START

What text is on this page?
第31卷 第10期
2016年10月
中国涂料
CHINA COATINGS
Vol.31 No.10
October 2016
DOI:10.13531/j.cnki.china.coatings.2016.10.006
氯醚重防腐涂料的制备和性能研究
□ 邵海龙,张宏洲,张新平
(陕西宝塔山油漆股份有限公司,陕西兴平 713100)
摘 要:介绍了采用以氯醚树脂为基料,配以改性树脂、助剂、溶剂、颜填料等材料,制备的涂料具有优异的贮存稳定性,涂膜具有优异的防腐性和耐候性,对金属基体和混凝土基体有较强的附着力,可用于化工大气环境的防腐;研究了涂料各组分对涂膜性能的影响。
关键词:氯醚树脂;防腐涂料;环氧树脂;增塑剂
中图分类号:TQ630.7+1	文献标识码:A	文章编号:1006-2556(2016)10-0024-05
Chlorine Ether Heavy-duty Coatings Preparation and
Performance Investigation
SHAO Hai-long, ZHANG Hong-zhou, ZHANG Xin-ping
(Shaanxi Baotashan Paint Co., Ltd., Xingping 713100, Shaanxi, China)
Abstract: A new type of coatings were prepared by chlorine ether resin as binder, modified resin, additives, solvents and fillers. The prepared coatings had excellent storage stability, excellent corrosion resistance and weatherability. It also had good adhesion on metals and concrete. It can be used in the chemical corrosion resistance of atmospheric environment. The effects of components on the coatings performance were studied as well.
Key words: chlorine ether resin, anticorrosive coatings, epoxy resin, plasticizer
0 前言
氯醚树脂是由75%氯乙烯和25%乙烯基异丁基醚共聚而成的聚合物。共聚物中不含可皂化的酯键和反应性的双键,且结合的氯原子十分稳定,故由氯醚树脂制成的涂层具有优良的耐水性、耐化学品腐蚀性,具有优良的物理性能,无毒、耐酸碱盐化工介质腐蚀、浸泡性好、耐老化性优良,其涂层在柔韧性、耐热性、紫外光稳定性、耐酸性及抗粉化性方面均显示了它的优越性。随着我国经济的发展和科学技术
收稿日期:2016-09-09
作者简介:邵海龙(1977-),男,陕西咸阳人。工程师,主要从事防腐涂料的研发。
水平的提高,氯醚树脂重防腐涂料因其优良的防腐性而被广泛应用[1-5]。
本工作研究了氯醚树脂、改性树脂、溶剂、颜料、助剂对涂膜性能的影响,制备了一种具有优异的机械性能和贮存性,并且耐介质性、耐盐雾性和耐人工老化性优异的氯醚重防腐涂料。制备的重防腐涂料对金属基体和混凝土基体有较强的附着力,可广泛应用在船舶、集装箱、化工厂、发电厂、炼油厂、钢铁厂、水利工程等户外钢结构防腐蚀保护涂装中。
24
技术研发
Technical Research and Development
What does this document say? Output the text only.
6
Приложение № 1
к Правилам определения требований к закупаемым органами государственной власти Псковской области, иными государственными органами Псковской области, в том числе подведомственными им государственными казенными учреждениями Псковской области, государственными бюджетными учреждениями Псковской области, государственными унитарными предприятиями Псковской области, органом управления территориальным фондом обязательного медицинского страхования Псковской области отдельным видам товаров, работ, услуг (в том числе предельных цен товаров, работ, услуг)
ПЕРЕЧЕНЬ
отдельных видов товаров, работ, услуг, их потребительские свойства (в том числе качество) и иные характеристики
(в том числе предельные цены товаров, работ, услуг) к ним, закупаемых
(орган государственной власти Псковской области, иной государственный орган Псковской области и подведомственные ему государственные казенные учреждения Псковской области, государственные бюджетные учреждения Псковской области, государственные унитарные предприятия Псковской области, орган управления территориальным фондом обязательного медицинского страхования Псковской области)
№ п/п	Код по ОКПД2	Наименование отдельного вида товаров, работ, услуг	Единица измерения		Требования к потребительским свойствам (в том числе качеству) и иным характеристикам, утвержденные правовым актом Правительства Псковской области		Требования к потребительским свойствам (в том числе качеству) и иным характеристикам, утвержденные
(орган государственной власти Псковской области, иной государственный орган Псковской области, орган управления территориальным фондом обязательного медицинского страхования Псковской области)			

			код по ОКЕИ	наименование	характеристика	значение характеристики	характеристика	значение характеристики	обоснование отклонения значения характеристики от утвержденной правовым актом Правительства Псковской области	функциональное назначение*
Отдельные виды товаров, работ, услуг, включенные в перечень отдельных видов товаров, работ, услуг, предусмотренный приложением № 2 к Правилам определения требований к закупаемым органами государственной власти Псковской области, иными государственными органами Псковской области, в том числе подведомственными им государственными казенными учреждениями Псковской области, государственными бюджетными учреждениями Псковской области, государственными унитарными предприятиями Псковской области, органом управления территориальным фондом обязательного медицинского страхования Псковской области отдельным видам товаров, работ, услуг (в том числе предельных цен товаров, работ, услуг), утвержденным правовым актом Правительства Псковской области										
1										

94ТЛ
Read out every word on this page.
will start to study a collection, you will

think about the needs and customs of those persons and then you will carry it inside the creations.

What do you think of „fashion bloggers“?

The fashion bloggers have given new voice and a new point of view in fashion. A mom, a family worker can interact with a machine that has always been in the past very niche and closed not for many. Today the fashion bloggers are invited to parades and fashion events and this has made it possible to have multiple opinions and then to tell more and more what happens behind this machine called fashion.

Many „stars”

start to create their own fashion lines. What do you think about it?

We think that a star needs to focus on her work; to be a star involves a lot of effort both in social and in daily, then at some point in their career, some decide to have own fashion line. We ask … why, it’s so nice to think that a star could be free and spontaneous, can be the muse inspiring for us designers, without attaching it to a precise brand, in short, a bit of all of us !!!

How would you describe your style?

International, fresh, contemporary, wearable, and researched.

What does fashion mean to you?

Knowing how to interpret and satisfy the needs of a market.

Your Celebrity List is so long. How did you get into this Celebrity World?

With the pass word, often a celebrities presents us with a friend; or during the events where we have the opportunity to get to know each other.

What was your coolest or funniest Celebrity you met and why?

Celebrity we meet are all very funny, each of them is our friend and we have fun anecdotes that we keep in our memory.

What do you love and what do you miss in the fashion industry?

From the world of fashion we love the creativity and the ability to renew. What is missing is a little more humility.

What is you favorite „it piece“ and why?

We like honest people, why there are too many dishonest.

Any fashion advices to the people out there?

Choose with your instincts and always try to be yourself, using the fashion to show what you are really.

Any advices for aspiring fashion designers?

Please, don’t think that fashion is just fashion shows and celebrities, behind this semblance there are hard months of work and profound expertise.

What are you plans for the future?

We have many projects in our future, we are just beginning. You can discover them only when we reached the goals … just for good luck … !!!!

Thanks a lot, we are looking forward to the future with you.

END

**Task objective:** All entries must be repeated verbatim.

**In response:**
What text is on this page?
第31卷 第10期
2016年10月
中国涂料
CHINA COATINGS
Vol.31 No.10
October 2016
DOI:10.13531/j.cnki.china.coatings.2016.10.006
氯醚重防腐涂料的制备和性能研究
□ 邵海龙,张宏洲,张新平
(陕西宝塔山油漆股份有限公司,陕西兴平 713100)
摘 要:介绍了采用以氯醚树脂为基料,配以改性树脂、助剂、溶剂、颜填料等材料,制备的涂料具有优异的贮存稳定性,涂膜具有优异的防腐性和耐候性,对金属基体和混凝土基体有较强的附着力,可用于化工大气环境的防腐;研究了涂料各组分对涂膜性能的影响。
关键词:氯醚树脂;防腐涂料;环氧树脂;增塑剂
中图分类号:TQ630.7+1	文献标识码:A	文章编号:1006-2556(2016)10-0024-05
Chlorine Ether Heavy-duty Coatings Preparation and
Performance Investigation
SHAO Hai-long, ZHANG Hong-zhou, ZHANG Xin-ping
(Shaanxi Baotashan Paint Co., Ltd., Xingping 713100, Shaanxi, China)
Abstract: A new type of coatings were prepared by chlorine ether resin as binder, modified resin, additives, solvents and fillers. The prepared coatings had excellent storage stability, excellent corrosion resistance and weatherability. It also had good adhesion on metals and concrete. It can be used in the chemical corrosion resistance of atmospheric environment. The effects of components on the coatings performance were studied as well.
Key words: chlorine ether resin, anticorrosive coatings, epoxy resin, plasticizer
0 前言
氯醚树脂是由75%氯乙烯和25%乙烯基异丁基醚共聚而成的聚合物。共聚物中不含可皂化的酯键和反应性的双键,且结合的氯原子十分稳定,故由氯醚树脂制成的涂层具有优良的耐水性、耐化学品腐蚀性,具有优良的物理性能,无毒、耐酸碱盐化工介质腐蚀、浸泡性好、耐老化性优良,其涂层在柔韧性、耐热性、紫外光稳定性、耐酸性及抗粉化性方面均显示了它的优越性。随着我国经济的发展和科学技术
收稿日期:2016-09-09
作者简介:邵海龙(1977-),男,陕西咸阳人。工程师,主要从事防腐涂料的研发。
水平的提高,氯醚树脂重防腐涂料因其优良的防腐性而被广泛应用[1-5]。
本工作研究了氯醚树脂、改性树脂、溶剂、颜料、助剂对涂膜性能的影响,制备了一种具有优异的机械性能和贮存性,并且耐介质性、耐盐雾性和耐人工老化性优异的氯醚重防腐涂料。制备的重防腐涂料对金属基体和混凝土基体有较强的附着力,可广泛应用在船舶、集装箱、化工厂、发电厂、炼油厂、钢铁厂、水利工程等户外钢结构防腐蚀保护涂装中。
24
技术研发
Technical Research and Development
What does this document say? Output the text only.
6
Приложение № 1
к Правилам определения требований к закупаемым органами государственной власти Псковской области, иными государственными органами Псковской области, в том числе подведомственными им государственными казенными учреждениями Псковской области, государственными бюджетными учреждениями Псковской области, государственными унитарными предприятиями Псковской области, органом управления территориальным фондом обязательного медицинского страхования Псковской области отдельным видам товаров, работ, услуг (в том числе предельных цен товаров, работ, услуг)
ПЕРЕЧЕНЬ
отдельных видов товаров, работ, услуг, их потребительские свойства (в том числе качество) и иные характеристики
(в том числе предельные цены товаров, работ, услуг) к ним, закупаемых
(орган государственной власти Псковской области, иной государственный орган Псковской области и подведомственные ему государственные казенные учреждения Псковской области, государственные бюджетные учреждения Псковской области, государственные унитарные предприятия Псковской области, орган управления территориальным фондом обязательного медицинского страхования Псковской области)
№ п/п	Код по ОКПД2	Наименование отдельного вида товаров, работ, услуг	Единица измерения		Требования к потребительским свойствам (в том числе качеству) и иным характеристикам, утвержденные правовым актом Правительства Псковской области		Требования к потребительским свойствам (в том числе качеству) и иным характеристикам, утвержденные
(орган государственной власти Псковской области, иной государственный орган Псковской области, орган управления территориальным фондом обязательного медицинского страхования Псковской области)			

			код по ОКЕИ	наименование	характеристика	значение характеристики	характеристика	значение характеристики	обоснование отклонения значения характеристики от утвержденной правовым актом Правительства Псковской области	функциональное назначение*
Отдельные виды товаров, работ, услуг, включенные в перечень отдельных видов товаров, работ, услуг, предусмотренный приложением № 2 к Правилам определения требований к закупаемым органами государственной власти Псковской области, иными государственными органами Псковской области, в том числе подведомственными им государственными казенными учреждениями Псковской области, государственными бюджетными учреждениями Псковской области, государственными унитарными предприятиями Псковской области, органом управления территориальным фондом обязательного медицинского страхования Псковской области отдельным видам товаров, работ, услуг (в том числе предельных цен товаров, работ, услуг), утвержденным правовым актом Правительства Псковской области										
1										

94ТЛ
Read out every word on this page.
will start to study a collection, you will

think about the needs and customs of those persons and then you will carry it inside the creations.

What do you think of „fashion bloggers“?

The fashion bloggers have given new voice and a new point of view in fashion. A mom, a family worker can interact with a machine that has always been in the past very niche and closed not for many. Today the fashion bloggers are invited to parades and fashion events and this has made it possible to have multiple opinions and then to tell more and more what happens behind this machine called fashion.

Many „stars”

start to create their own fashion lines. What do you think about it?

We think that a star needs to focus on her work; to be a star involves a lot of effort both in social and in daily, then at some point in their career, some decide to have own fashion line. We ask … why, it’s so nice to think that a star could be free and spontaneous, can be the muse inspiring for us designers, without attaching it to a precise brand, in short, a bit of all of us !!!

How would you describe your style?

International, fresh, contemporary, wearable, and researched.

What does fashion mean to you?

Knowing how to interpret and satisfy the needs of a market.

Your Celebrity List is so long. How did you get into this Celebrity World?

With the pass word, often a celebrities presents us with a friend; or during the events where we have the opportunity to get to know each other.

What was your coolest or funniest Celebrity you met and why?

Celebrity we meet are all very funny, each of them is our friend and we have fun anecdotes that we keep in our memory.

What do you love and what do you miss in the fashion industry?

From the world of fashion we love the creativity and the ability to renew. What is missing is a little more humility.

What is you favorite „it piece“ and why?

We like honest people, why there are too many dishonest.

Any fashion advices to the people out there?

Choose with your instincts and always try to be yourself, using the fashion to show what you are really.

Any advices for aspiring fashion designers?

Please, don’t think that fashion is just fashion shows and celebrities, behind this semblance there are hard months of work and profound expertise.

What are you plans for the future?

We have many projects in our future, we are just beginning. You can discover them only when we reached the goals … just for good luck … !!!!

Thanks a lot, we are looking forward to the future with you.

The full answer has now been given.